Stored data entries
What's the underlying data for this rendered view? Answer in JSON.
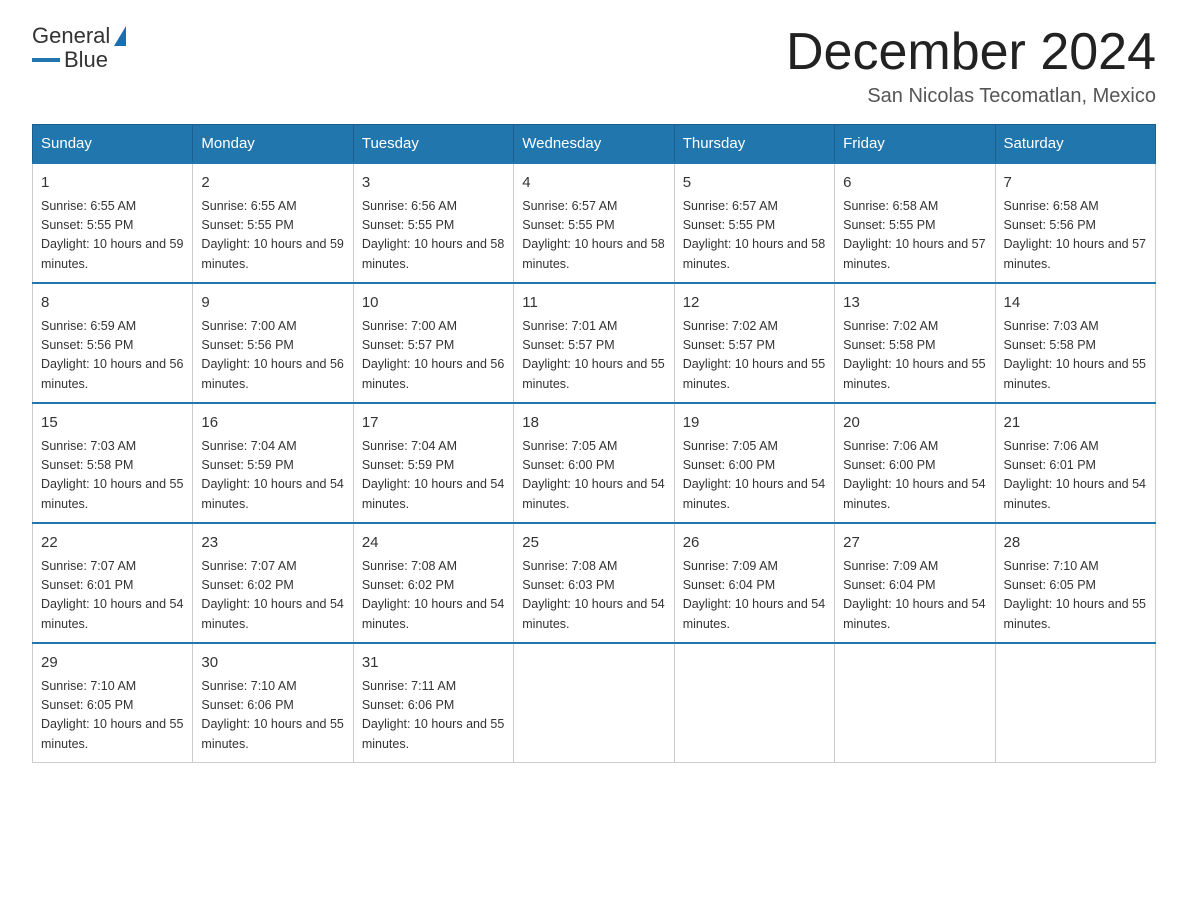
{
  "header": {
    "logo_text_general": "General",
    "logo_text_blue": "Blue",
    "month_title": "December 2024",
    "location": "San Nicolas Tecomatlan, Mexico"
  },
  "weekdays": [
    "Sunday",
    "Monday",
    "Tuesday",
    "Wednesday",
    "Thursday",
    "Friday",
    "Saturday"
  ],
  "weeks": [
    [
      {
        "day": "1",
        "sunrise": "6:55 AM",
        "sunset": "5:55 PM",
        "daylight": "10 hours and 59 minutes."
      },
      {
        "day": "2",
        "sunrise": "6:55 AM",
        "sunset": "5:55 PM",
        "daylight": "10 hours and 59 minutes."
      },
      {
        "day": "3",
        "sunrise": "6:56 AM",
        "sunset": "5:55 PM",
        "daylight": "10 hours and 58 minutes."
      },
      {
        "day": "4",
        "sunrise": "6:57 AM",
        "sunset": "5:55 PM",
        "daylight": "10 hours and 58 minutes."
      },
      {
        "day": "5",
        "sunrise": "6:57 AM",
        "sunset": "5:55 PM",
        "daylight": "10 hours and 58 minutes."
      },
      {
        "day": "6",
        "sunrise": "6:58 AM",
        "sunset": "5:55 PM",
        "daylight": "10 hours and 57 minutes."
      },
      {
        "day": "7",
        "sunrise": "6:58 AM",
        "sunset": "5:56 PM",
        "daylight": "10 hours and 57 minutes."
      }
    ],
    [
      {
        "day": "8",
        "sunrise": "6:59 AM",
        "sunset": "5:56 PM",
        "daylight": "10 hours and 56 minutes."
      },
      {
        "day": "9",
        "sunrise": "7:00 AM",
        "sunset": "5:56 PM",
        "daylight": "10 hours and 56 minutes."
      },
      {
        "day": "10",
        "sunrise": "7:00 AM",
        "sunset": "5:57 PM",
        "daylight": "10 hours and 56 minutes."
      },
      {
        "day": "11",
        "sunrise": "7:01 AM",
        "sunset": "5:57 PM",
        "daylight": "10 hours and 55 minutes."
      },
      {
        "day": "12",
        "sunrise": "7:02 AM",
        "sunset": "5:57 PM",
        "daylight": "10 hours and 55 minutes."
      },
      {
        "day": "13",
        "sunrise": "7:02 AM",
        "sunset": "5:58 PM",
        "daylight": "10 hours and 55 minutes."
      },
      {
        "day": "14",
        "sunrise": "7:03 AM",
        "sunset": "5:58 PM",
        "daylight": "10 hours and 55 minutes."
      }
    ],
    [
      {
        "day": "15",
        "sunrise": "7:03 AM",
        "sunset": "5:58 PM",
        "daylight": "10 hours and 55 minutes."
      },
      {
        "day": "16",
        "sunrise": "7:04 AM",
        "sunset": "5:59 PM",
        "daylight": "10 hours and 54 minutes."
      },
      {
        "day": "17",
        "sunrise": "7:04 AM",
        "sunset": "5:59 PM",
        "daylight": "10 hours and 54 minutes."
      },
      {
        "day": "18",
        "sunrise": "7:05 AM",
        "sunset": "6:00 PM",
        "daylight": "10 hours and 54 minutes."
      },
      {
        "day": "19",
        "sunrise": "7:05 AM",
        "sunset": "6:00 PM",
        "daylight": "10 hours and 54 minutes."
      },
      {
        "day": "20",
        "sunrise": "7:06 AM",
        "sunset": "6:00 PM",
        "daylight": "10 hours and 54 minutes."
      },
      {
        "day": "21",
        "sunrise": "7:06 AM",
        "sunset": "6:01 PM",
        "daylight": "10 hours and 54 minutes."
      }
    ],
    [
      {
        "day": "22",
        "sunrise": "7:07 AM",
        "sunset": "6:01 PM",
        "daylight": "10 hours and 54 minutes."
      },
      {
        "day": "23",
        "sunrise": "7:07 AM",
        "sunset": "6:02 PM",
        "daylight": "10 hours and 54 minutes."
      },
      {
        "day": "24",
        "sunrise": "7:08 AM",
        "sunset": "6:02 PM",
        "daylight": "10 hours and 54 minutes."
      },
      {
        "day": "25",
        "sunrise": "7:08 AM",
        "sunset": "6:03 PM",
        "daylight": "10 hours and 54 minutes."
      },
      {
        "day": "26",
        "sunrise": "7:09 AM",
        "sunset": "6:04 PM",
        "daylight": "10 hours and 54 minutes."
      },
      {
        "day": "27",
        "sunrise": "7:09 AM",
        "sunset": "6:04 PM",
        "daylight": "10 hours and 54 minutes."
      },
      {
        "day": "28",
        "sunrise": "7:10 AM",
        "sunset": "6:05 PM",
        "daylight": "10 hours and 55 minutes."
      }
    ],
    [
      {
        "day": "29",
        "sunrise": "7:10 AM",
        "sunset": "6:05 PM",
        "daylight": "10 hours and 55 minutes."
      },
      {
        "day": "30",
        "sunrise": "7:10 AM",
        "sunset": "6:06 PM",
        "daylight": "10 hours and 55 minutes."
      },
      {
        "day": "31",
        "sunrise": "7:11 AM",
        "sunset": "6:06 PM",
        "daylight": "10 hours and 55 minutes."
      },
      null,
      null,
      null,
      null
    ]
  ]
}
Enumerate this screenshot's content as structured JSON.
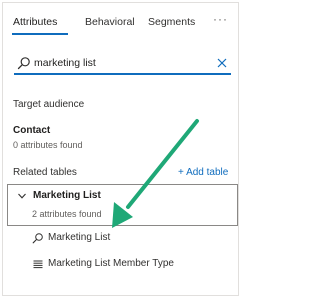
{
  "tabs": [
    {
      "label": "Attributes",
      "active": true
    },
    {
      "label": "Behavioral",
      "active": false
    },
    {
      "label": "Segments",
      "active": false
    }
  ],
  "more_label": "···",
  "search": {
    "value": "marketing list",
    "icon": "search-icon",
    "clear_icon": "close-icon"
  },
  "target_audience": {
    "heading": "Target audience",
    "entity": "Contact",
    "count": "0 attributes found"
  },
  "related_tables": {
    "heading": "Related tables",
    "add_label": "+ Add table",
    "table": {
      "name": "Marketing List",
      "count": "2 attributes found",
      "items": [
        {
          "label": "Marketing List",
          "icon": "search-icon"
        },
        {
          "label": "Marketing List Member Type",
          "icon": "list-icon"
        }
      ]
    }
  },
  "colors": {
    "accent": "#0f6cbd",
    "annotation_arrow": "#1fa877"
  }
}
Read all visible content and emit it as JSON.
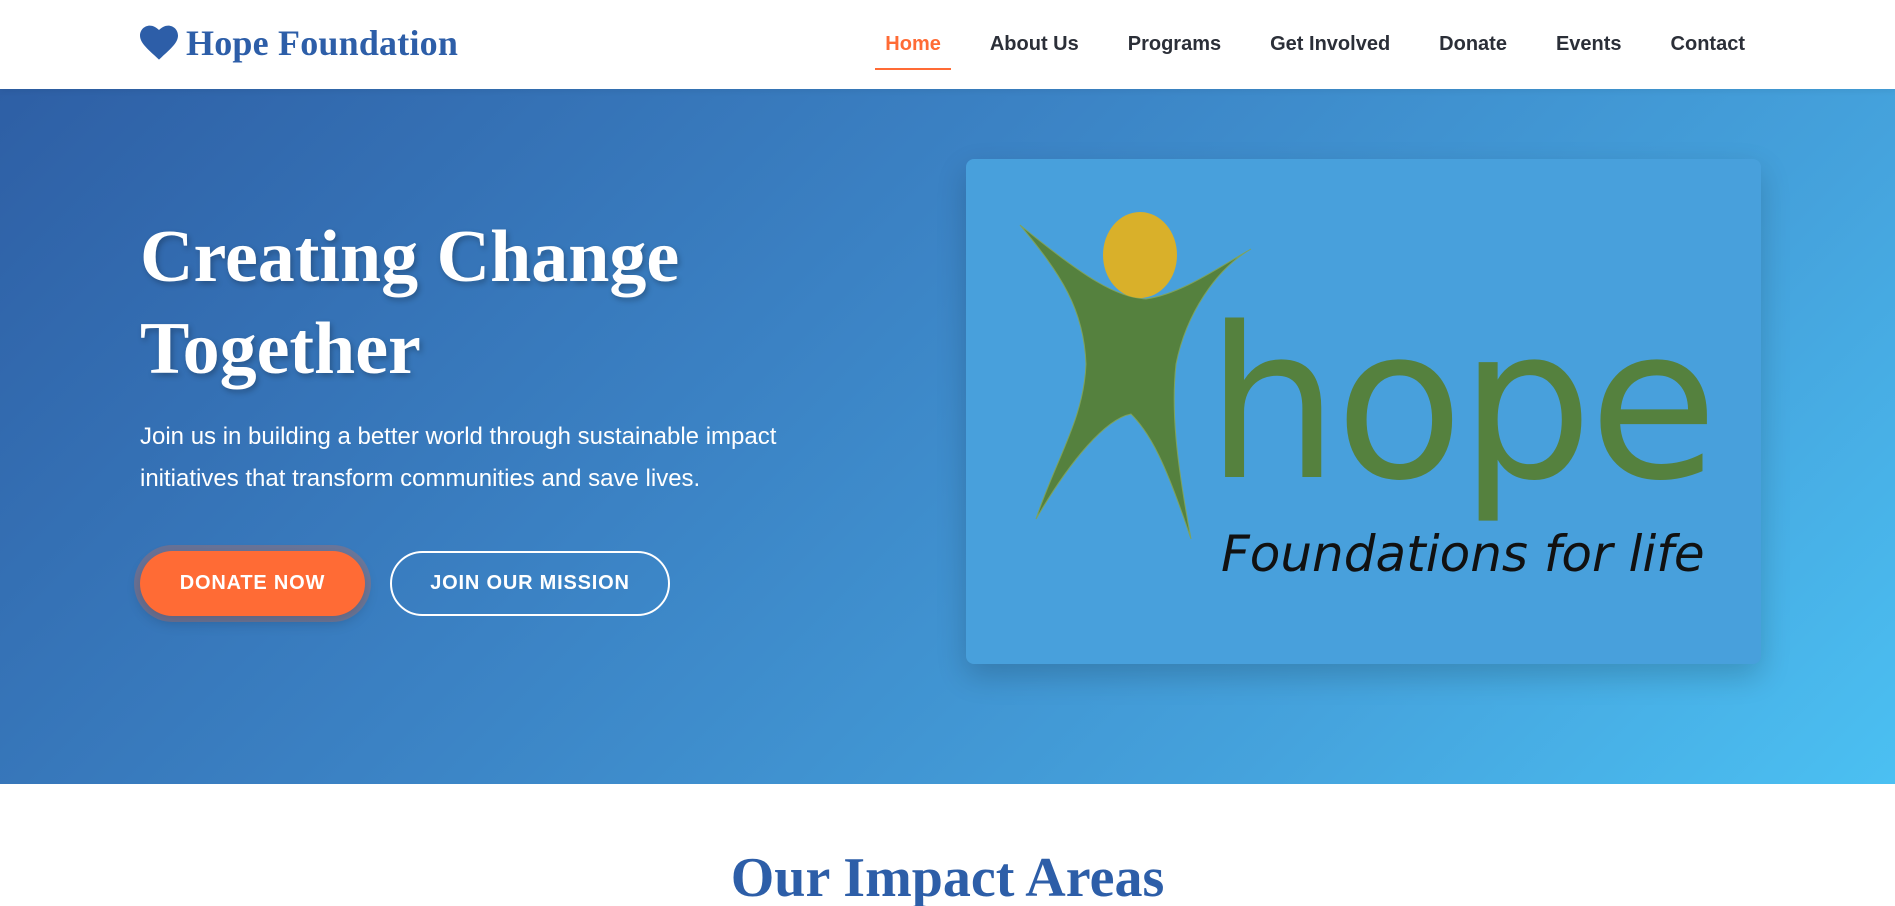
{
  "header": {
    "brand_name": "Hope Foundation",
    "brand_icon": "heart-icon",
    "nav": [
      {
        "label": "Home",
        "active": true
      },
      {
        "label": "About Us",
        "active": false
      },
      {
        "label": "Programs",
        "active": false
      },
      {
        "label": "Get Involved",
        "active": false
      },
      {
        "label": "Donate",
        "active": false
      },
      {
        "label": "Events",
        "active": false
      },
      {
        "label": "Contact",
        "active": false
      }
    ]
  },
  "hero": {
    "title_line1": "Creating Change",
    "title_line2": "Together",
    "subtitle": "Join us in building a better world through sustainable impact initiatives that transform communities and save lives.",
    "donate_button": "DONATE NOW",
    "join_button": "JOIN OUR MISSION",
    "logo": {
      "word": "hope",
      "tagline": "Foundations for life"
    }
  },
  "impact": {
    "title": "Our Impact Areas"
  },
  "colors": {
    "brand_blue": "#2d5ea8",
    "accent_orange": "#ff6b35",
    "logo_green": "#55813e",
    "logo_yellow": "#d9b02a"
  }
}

Exercise directions
Write out again every line above exactly as given; the pictures do not belong in the copy.

Full response
What's the underlying data for this rendered view? Answer in JSON.
{
  "header": {
    "logo_text_general": "General",
    "logo_text_blue": "Blue",
    "month_title": "December 2024",
    "location": "San Nicolas Tecomatlan, Mexico"
  },
  "weekdays": [
    "Sunday",
    "Monday",
    "Tuesday",
    "Wednesday",
    "Thursday",
    "Friday",
    "Saturday"
  ],
  "weeks": [
    [
      {
        "day": "1",
        "sunrise": "6:55 AM",
        "sunset": "5:55 PM",
        "daylight": "10 hours and 59 minutes."
      },
      {
        "day": "2",
        "sunrise": "6:55 AM",
        "sunset": "5:55 PM",
        "daylight": "10 hours and 59 minutes."
      },
      {
        "day": "3",
        "sunrise": "6:56 AM",
        "sunset": "5:55 PM",
        "daylight": "10 hours and 58 minutes."
      },
      {
        "day": "4",
        "sunrise": "6:57 AM",
        "sunset": "5:55 PM",
        "daylight": "10 hours and 58 minutes."
      },
      {
        "day": "5",
        "sunrise": "6:57 AM",
        "sunset": "5:55 PM",
        "daylight": "10 hours and 58 minutes."
      },
      {
        "day": "6",
        "sunrise": "6:58 AM",
        "sunset": "5:55 PM",
        "daylight": "10 hours and 57 minutes."
      },
      {
        "day": "7",
        "sunrise": "6:58 AM",
        "sunset": "5:56 PM",
        "daylight": "10 hours and 57 minutes."
      }
    ],
    [
      {
        "day": "8",
        "sunrise": "6:59 AM",
        "sunset": "5:56 PM",
        "daylight": "10 hours and 56 minutes."
      },
      {
        "day": "9",
        "sunrise": "7:00 AM",
        "sunset": "5:56 PM",
        "daylight": "10 hours and 56 minutes."
      },
      {
        "day": "10",
        "sunrise": "7:00 AM",
        "sunset": "5:57 PM",
        "daylight": "10 hours and 56 minutes."
      },
      {
        "day": "11",
        "sunrise": "7:01 AM",
        "sunset": "5:57 PM",
        "daylight": "10 hours and 55 minutes."
      },
      {
        "day": "12",
        "sunrise": "7:02 AM",
        "sunset": "5:57 PM",
        "daylight": "10 hours and 55 minutes."
      },
      {
        "day": "13",
        "sunrise": "7:02 AM",
        "sunset": "5:58 PM",
        "daylight": "10 hours and 55 minutes."
      },
      {
        "day": "14",
        "sunrise": "7:03 AM",
        "sunset": "5:58 PM",
        "daylight": "10 hours and 55 minutes."
      }
    ],
    [
      {
        "day": "15",
        "sunrise": "7:03 AM",
        "sunset": "5:58 PM",
        "daylight": "10 hours and 55 minutes."
      },
      {
        "day": "16",
        "sunrise": "7:04 AM",
        "sunset": "5:59 PM",
        "daylight": "10 hours and 54 minutes."
      },
      {
        "day": "17",
        "sunrise": "7:04 AM",
        "sunset": "5:59 PM",
        "daylight": "10 hours and 54 minutes."
      },
      {
        "day": "18",
        "sunrise": "7:05 AM",
        "sunset": "6:00 PM",
        "daylight": "10 hours and 54 minutes."
      },
      {
        "day": "19",
        "sunrise": "7:05 AM",
        "sunset": "6:00 PM",
        "daylight": "10 hours and 54 minutes."
      },
      {
        "day": "20",
        "sunrise": "7:06 AM",
        "sunset": "6:00 PM",
        "daylight": "10 hours and 54 minutes."
      },
      {
        "day": "21",
        "sunrise": "7:06 AM",
        "sunset": "6:01 PM",
        "daylight": "10 hours and 54 minutes."
      }
    ],
    [
      {
        "day": "22",
        "sunrise": "7:07 AM",
        "sunset": "6:01 PM",
        "daylight": "10 hours and 54 minutes."
      },
      {
        "day": "23",
        "sunrise": "7:07 AM",
        "sunset": "6:02 PM",
        "daylight": "10 hours and 54 minutes."
      },
      {
        "day": "24",
        "sunrise": "7:08 AM",
        "sunset": "6:02 PM",
        "daylight": "10 hours and 54 minutes."
      },
      {
        "day": "25",
        "sunrise": "7:08 AM",
        "sunset": "6:03 PM",
        "daylight": "10 hours and 54 minutes."
      },
      {
        "day": "26",
        "sunrise": "7:09 AM",
        "sunset": "6:04 PM",
        "daylight": "10 hours and 54 minutes."
      },
      {
        "day": "27",
        "sunrise": "7:09 AM",
        "sunset": "6:04 PM",
        "daylight": "10 hours and 54 minutes."
      },
      {
        "day": "28",
        "sunrise": "7:10 AM",
        "sunset": "6:05 PM",
        "daylight": "10 hours and 55 minutes."
      }
    ],
    [
      {
        "day": "29",
        "sunrise": "7:10 AM",
        "sunset": "6:05 PM",
        "daylight": "10 hours and 55 minutes."
      },
      {
        "day": "30",
        "sunrise": "7:10 AM",
        "sunset": "6:06 PM",
        "daylight": "10 hours and 55 minutes."
      },
      {
        "day": "31",
        "sunrise": "7:11 AM",
        "sunset": "6:06 PM",
        "daylight": "10 hours and 55 minutes."
      },
      null,
      null,
      null,
      null
    ]
  ]
}
Enumerate this screenshot's content as structured JSON.
{
  "tabs": [
    {
      "label": "Attributes",
      "active": true
    },
    {
      "label": "Behavioral",
      "active": false
    },
    {
      "label": "Segments",
      "active": false
    }
  ],
  "more_label": "···",
  "search": {
    "value": "marketing list",
    "icon": "search-icon",
    "clear_icon": "close-icon"
  },
  "target_audience": {
    "heading": "Target audience",
    "entity": "Contact",
    "count": "0 attributes found"
  },
  "related_tables": {
    "heading": "Related tables",
    "add_label": "+ Add table",
    "table": {
      "name": "Marketing List",
      "count": "2 attributes found",
      "items": [
        {
          "label": "Marketing List",
          "icon": "search-icon"
        },
        {
          "label": "Marketing List Member Type",
          "icon": "list-icon"
        }
      ]
    }
  },
  "colors": {
    "accent": "#0f6cbd",
    "annotation_arrow": "#1fa877"
  }
}
Read all visible content and emit it as JSON.
{
  "header": {
    "brand_name": "Hope Foundation",
    "brand_icon": "heart-icon",
    "nav": [
      {
        "label": "Home",
        "active": true
      },
      {
        "label": "About Us",
        "active": false
      },
      {
        "label": "Programs",
        "active": false
      },
      {
        "label": "Get Involved",
        "active": false
      },
      {
        "label": "Donate",
        "active": false
      },
      {
        "label": "Events",
        "active": false
      },
      {
        "label": "Contact",
        "active": false
      }
    ]
  },
  "hero": {
    "title_line1": "Creating Change",
    "title_line2": "Together",
    "subtitle": "Join us in building a better world through sustainable impact initiatives that transform communities and save lives.",
    "donate_button": "DONATE NOW",
    "join_button": "JOIN OUR MISSION",
    "logo": {
      "word": "hope",
      "tagline": "Foundations for life"
    }
  },
  "impact": {
    "title": "Our Impact Areas"
  },
  "colors": {
    "brand_blue": "#2d5ea8",
    "accent_orange": "#ff6b35",
    "logo_green": "#55813e",
    "logo_yellow": "#d9b02a"
  }
}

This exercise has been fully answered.